- _DATA LISTING_
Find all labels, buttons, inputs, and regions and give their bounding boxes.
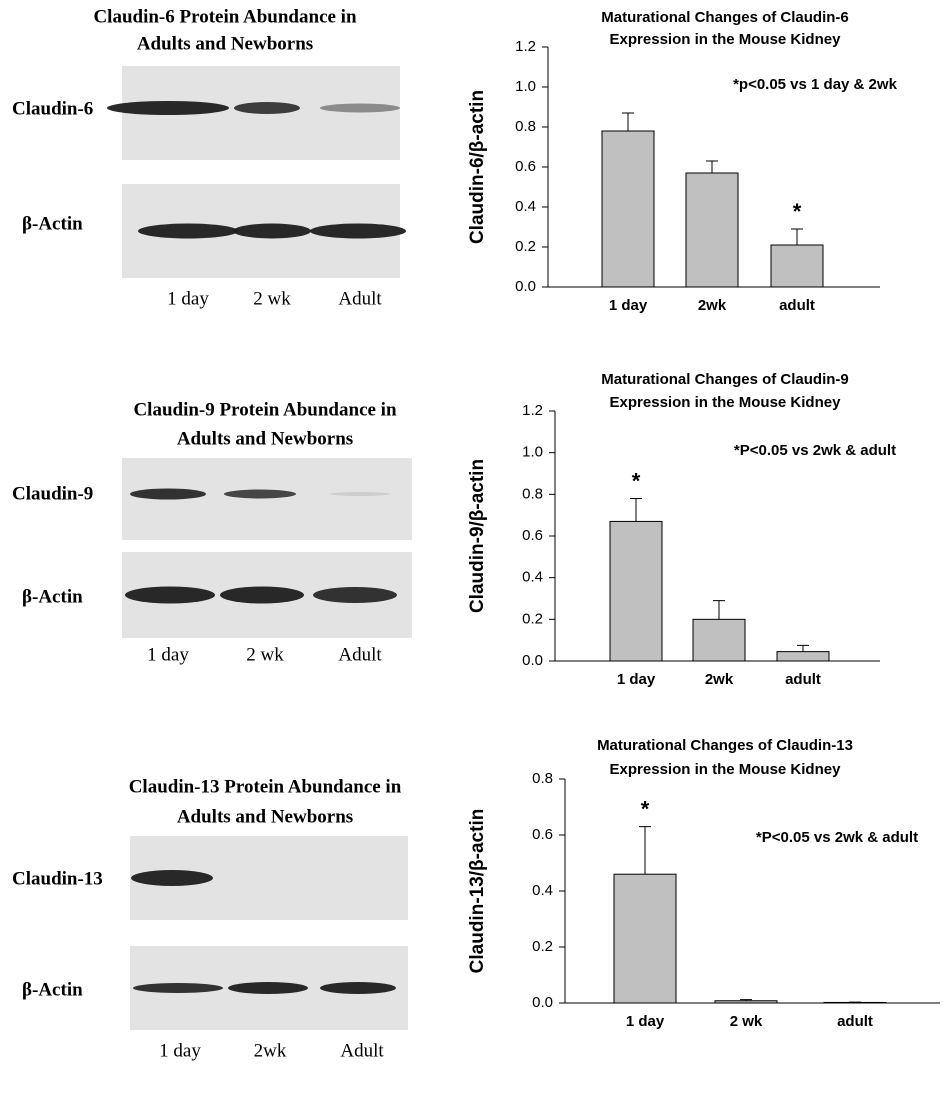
chart-title: Maturational Changes of Claudin-13 — [597, 737, 853, 754]
error-bar — [706, 160, 718, 173]
y-axis-label: Claudin-13/β-actin — [467, 809, 488, 974]
blot-band — [107, 101, 229, 115]
bar — [685, 172, 739, 288]
lane-label: 2wk — [254, 1040, 287, 1061]
blot-title: Adults and Newborns — [177, 428, 353, 449]
x-tick-label: 1 day — [609, 297, 648, 314]
bar — [770, 244, 824, 288]
y-tick-label: 0.4 — [522, 569, 543, 586]
x-tick-label: adult — [779, 297, 815, 314]
chart-title: Expression in the Mouse Kidney — [610, 394, 842, 411]
lane-label: Adult — [338, 288, 382, 309]
blot-label: β-Actin — [22, 586, 83, 607]
blot-band — [131, 870, 213, 886]
bar — [609, 520, 663, 662]
annotation: *p<0.05 vs 1 day & 2wk — [733, 76, 898, 93]
y-tick-label: 0.0 — [522, 652, 543, 669]
blot-band — [310, 223, 406, 239]
y-tick-label: 0.0 — [532, 994, 553, 1011]
bar — [613, 873, 677, 1004]
blot-label: Claudin-13 — [12, 868, 103, 889]
blot-band — [138, 223, 238, 239]
y-tick-label: 0.4 — [532, 882, 553, 899]
blot-title: Claudin-6 Protein Abundance in — [93, 6, 357, 27]
blot-label: β-Actin — [22, 979, 83, 1000]
y-tick-label: 0.8 — [532, 770, 553, 787]
y-tick-label: 0.2 — [515, 238, 536, 255]
bar — [776, 651, 830, 662]
blot-label: Claudin-9 — [12, 483, 93, 504]
blot-title: Claudin-9 Protein Abundance in — [133, 399, 397, 420]
lane-label: 2 wk — [253, 288, 291, 309]
blot-band — [320, 982, 396, 994]
lane-label: 1 day — [167, 288, 209, 309]
bar — [601, 130, 655, 288]
x-tick-label: 2wk — [698, 297, 727, 314]
error-bar — [622, 112, 634, 131]
blot-title: Adults and Newborns — [137, 33, 313, 54]
error-bar — [797, 644, 809, 652]
lane-label: 2 wk — [246, 644, 284, 665]
blot-band — [320, 103, 400, 113]
blot-band — [125, 586, 215, 604]
chart-title: Maturational Changes of Claudin-6 — [601, 9, 849, 26]
blot-title: Adults and Newborns — [177, 806, 353, 827]
blot-band — [234, 102, 300, 114]
lane-label: Adult — [338, 644, 382, 665]
y-axis-label: Claudin-6/β-actin — [467, 90, 488, 244]
blot-band — [313, 587, 397, 603]
error-bar — [713, 600, 725, 620]
chart-title: Expression in the Mouse Kidney — [610, 761, 842, 778]
error-bar — [740, 999, 752, 1001]
annotation: *P<0.05 vs 2wk & adult — [756, 829, 918, 846]
blot-band — [220, 586, 304, 604]
annotation: *P<0.05 vs 2wk & adult — [734, 442, 896, 459]
y-axis-label: Claudin-9/β-actin — [467, 459, 488, 613]
bar — [692, 618, 746, 662]
blot-label: Claudin-6 — [12, 98, 93, 119]
y-tick-label: 0.0 — [515, 278, 536, 295]
error-bar — [639, 826, 651, 875]
y-tick-label: 0.2 — [522, 610, 543, 627]
y-tick-label: 0.2 — [532, 938, 553, 955]
lane-label: Adult — [340, 1040, 384, 1061]
x-tick-label: 2 wk — [730, 1013, 763, 1030]
x-tick-label: 2wk — [705, 671, 734, 688]
lane-label: 1 day — [159, 1040, 201, 1061]
x-tick-label: adult — [785, 671, 821, 688]
blot-band — [233, 223, 311, 239]
blot-band — [130, 488, 206, 500]
significance-marker: * — [793, 199, 802, 224]
blot-title: Claudin-13 Protein Abundance in — [129, 776, 402, 797]
y-tick-label: 0.8 — [522, 485, 543, 502]
y-tick-label: 1.2 — [515, 38, 536, 55]
blot-band — [133, 983, 223, 993]
blot-label: β-Actin — [22, 213, 83, 234]
chart-title: Expression in the Mouse Kidney — [610, 31, 842, 48]
blot-band — [224, 489, 296, 499]
bar — [714, 1000, 778, 1004]
error-bar — [630, 498, 642, 522]
x-tick-label: 1 day — [617, 671, 656, 688]
error-bar — [791, 228, 803, 245]
y-tick-label: 0.6 — [515, 158, 536, 175]
y-tick-label: 1.0 — [522, 444, 543, 461]
y-tick-label: 1.2 — [522, 402, 543, 419]
y-tick-label: 0.6 — [532, 826, 553, 843]
y-tick-label: 0.6 — [522, 527, 543, 544]
significance-marker: * — [641, 796, 650, 821]
blot-band — [228, 982, 308, 994]
x-tick-label: 1 day — [626, 1013, 665, 1030]
significance-marker: * — [632, 468, 641, 493]
lane-label: 1 day — [147, 644, 189, 665]
blot-band — [330, 492, 390, 496]
x-tick-label: adult — [837, 1013, 873, 1030]
chart-title: Maturational Changes of Claudin-9 — [601, 371, 849, 388]
y-tick-label: 1.0 — [515, 78, 536, 95]
y-tick-label: 0.4 — [515, 198, 536, 215]
y-tick-label: 0.8 — [515, 118, 536, 135]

- _PROBLEM STATEMENT_
Copy out each line of the material in which the word "significance" turns up.

- _SOLVED EXERCISE_
significance-marker: * — [793, 199, 802, 224]
significance-marker: * — [641, 796, 650, 821]
significance-marker: * — [632, 468, 641, 493]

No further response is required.